Each line that holds the word "Kinshasa" counts once; give the total for the records below and nothing else.
— START —
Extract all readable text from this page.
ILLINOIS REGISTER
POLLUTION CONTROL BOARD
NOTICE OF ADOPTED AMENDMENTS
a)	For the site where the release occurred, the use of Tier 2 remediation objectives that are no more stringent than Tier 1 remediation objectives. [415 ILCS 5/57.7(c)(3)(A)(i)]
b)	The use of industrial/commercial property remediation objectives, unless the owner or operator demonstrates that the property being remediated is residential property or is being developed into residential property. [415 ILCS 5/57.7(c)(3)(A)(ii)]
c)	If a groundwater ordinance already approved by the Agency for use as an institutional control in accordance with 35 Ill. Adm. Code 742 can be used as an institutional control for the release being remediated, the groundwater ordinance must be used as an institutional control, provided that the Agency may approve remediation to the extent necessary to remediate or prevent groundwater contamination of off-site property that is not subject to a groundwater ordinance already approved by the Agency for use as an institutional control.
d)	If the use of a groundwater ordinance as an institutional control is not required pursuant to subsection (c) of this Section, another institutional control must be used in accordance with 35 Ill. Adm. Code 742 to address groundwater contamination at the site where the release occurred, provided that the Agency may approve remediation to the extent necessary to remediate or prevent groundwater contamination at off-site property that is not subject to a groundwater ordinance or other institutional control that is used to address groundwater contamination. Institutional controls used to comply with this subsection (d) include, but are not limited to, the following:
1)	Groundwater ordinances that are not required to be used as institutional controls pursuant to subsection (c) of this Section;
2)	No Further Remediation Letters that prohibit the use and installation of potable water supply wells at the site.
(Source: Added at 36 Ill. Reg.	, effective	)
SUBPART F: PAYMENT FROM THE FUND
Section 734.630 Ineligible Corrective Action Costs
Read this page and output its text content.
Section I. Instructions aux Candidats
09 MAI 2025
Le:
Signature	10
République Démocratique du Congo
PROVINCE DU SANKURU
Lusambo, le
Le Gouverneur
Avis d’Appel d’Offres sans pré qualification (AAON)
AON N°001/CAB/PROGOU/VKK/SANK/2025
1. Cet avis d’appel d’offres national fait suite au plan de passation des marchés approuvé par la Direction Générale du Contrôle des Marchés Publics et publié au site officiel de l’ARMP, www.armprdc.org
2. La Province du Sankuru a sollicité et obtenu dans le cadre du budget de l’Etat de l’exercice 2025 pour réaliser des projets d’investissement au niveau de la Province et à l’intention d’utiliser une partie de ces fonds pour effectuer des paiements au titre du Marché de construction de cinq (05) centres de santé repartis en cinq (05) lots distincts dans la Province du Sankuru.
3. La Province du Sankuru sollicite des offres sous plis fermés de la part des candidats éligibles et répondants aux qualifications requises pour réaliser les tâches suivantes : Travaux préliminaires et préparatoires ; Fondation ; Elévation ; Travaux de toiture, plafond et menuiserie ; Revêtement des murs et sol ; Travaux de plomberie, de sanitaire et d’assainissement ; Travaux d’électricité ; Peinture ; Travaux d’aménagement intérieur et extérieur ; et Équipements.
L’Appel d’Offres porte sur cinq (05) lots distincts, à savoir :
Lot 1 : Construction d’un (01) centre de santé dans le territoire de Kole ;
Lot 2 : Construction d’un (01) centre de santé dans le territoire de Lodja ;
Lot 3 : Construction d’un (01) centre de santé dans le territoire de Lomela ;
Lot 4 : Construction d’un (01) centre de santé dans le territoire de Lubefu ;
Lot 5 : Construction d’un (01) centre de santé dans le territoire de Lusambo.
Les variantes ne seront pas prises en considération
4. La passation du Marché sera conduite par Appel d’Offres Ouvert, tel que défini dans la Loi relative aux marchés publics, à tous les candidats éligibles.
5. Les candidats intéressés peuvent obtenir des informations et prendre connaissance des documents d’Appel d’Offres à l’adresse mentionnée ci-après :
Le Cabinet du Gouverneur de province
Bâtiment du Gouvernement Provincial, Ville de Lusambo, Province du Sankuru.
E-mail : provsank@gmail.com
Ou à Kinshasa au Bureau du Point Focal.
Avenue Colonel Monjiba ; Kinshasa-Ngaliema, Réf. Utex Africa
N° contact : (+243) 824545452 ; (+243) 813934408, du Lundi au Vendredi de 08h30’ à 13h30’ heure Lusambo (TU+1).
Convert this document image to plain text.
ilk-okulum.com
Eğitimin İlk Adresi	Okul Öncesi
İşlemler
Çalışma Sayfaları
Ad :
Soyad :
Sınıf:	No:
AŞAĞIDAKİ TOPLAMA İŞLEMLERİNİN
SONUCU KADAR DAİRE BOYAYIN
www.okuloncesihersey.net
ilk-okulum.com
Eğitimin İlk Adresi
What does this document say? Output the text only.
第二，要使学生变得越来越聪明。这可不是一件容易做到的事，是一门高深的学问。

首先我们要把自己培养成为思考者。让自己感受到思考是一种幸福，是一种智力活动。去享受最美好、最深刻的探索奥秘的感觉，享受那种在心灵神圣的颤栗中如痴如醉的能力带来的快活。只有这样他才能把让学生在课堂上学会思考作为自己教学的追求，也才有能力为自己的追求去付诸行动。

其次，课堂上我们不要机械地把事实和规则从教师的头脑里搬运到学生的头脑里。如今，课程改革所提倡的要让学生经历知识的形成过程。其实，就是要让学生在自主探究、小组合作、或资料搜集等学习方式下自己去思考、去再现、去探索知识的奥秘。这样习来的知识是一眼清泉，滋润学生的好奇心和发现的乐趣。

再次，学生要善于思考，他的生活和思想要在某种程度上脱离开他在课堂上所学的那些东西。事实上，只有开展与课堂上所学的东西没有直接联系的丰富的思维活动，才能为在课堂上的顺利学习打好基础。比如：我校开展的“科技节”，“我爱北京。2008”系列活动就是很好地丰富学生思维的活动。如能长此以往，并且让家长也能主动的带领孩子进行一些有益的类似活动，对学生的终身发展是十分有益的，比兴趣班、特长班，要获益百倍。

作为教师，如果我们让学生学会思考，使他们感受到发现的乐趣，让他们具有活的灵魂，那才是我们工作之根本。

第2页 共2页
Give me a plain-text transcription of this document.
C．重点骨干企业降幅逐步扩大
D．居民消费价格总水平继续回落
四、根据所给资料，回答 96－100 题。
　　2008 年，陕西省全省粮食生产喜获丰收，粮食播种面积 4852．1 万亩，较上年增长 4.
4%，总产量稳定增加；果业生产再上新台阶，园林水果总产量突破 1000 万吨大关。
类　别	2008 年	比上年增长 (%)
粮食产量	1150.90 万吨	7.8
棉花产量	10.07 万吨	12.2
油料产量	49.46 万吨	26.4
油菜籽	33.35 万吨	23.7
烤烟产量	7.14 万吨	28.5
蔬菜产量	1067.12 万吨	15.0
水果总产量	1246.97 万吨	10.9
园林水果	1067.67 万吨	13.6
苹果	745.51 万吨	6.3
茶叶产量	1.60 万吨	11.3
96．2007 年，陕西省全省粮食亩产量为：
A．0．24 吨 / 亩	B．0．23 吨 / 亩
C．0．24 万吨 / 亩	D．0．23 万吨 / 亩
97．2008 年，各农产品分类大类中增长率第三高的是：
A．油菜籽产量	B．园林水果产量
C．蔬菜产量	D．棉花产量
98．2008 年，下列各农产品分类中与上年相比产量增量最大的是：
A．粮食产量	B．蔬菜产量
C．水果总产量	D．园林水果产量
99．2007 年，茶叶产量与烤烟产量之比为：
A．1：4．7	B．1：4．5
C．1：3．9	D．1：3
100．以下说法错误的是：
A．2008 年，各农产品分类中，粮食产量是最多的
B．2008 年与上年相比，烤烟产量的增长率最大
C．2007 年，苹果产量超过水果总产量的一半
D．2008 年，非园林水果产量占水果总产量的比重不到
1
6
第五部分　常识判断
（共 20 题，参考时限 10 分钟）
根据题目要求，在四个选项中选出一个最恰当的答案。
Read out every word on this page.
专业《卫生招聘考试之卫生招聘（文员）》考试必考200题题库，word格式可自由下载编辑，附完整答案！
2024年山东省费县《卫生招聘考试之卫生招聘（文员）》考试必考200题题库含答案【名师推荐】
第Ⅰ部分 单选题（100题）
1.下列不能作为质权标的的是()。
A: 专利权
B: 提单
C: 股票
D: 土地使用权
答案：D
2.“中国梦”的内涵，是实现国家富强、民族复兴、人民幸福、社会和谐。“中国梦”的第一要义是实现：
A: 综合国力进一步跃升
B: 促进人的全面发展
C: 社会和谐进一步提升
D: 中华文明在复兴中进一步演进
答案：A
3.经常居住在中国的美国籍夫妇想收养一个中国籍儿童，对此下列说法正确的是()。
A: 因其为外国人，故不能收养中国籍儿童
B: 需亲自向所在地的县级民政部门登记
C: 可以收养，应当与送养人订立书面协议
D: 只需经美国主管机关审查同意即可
— END —
● **RESULT OF THE EXERCISE**: 2